== AIM ==
Extract the complete listing and output it unchanged.

== RECORDS FOR THE TASK ==
▬▬▬

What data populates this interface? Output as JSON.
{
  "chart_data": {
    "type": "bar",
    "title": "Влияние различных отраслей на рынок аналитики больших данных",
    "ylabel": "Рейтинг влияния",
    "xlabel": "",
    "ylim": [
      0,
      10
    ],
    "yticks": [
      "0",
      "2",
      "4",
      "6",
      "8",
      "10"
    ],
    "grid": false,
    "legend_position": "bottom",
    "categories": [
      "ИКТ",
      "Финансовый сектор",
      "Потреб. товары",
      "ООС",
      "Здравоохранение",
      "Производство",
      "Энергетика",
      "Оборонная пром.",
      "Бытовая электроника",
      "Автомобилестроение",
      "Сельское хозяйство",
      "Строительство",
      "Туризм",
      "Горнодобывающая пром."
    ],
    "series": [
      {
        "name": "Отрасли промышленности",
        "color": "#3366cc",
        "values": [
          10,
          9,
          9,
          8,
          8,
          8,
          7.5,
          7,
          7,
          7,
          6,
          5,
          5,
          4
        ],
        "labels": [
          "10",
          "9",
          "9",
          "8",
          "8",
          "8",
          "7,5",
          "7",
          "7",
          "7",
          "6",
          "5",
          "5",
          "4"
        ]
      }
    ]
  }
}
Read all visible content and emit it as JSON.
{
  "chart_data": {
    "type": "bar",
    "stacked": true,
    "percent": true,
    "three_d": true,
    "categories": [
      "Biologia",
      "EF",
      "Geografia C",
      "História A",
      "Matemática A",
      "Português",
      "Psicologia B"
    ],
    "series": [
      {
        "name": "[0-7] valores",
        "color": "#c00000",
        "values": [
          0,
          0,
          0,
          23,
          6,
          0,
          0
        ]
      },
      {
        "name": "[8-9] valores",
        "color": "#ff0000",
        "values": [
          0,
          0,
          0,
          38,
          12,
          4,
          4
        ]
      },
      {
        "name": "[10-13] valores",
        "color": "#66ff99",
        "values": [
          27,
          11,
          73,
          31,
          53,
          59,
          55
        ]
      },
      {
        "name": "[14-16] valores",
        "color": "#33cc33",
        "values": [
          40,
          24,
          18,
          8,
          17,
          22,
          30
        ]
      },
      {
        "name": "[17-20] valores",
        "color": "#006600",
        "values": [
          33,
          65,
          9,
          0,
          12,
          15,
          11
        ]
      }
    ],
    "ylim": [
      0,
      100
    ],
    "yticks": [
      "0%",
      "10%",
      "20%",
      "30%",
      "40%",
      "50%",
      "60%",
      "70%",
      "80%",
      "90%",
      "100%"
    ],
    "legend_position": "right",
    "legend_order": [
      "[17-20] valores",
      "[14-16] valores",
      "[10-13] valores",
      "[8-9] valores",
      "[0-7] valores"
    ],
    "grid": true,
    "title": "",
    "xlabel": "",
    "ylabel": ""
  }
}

▬▬▬

== RESULT OF THE TASK ==
What data populates this interface? Output as JSON.
{
  "chart_data": {
    "type": "bar",
    "title": "Влияние различных отраслей на рынок аналитики больших данных",
    "ylabel": "Рейтинг влияния",
    "xlabel": "",
    "ylim": [
      0,
      10
    ],
    "yticks": [
      "0",
      "2",
      "4",
      "6",
      "8",
      "10"
    ],
    "grid": false,
    "legend_position": "bottom",
    "categories": [
      "ИКТ",
      "Финансовый сектор",
      "Потреб. товары",
      "ООС",
      "Здравоохранение",
      "Производство",
      "Энергетика",
      "Оборонная пром.",
      "Бытовая электроника",
      "Автомобилестроение",
      "Сельское хозяйство",
      "Строительство",
      "Туризм",
      "Горнодобывающая пром."
    ],
    "series": [
      {
        "name": "Отрасли промышленности",
        "color": "#3366cc",
        "values": [
          10,
          9,
          9,
          8,
          8,
          8,
          7.5,
          7,
          7,
          7,
          6,
          5,
          5,
          4
        ],
        "labels": [
          "10",
          "9",
          "9",
          "8",
          "8",
          "8",
          "7,5",
          "7",
          "7",
          "7",
          "6",
          "5",
          "5",
          "4"
        ]
      }
    ]
  }
}
Read all visible content and emit it as JSON.
{
  "chart_data": {
    "type": "bar",
    "stacked": true,
    "percent": true,
    "three_d": true,
    "categories": [
      "Biologia",
      "EF",
      "Geografia C",
      "História A",
      "Matemática A",
      "Português",
      "Psicologia B"
    ],
    "series": [
      {
        "name": "[0-7] valores",
        "color": "#c00000",
        "values": [
          0,
          0,
          0,
          23,
          6,
          0,
          0
        ]
      },
      {
        "name": "[8-9] valores",
        "color": "#ff0000",
        "values": [
          0,
          0,
          0,
          38,
          12,
          4,
          4
        ]
      },
      {
        "name": "[10-13] valores",
        "color": "#66ff99",
        "values": [
          27,
          11,
          73,
          31,
          53,
          59,
          55
        ]
      },
      {
        "name": "[14-16] valores",
        "color": "#33cc33",
        "values": [
          40,
          24,
          18,
          8,
          17,
          22,
          30
        ]
      },
      {
        "name": "[17-20] valores",
        "color": "#006600",
        "values": [
          33,
          65,
          9,
          0,
          12,
          15,
          11
        ]
      }
    ],
    "ylim": [
      0,
      100
    ],
    "yticks": [
      "0%",
      "10%",
      "20%",
      "30%",
      "40%",
      "50%",
      "60%",
      "70%",
      "80%",
      "90%",
      "100%"
    ],
    "legend_position": "right",
    "legend_order": [
      "[17-20] valores",
      "[14-16] valores",
      "[10-13] valores",
      "[8-9] valores",
      "[0-7] valores"
    ],
    "grid": true,
    "title": "",
    "xlabel": "",
    "ylabel": ""
  }
}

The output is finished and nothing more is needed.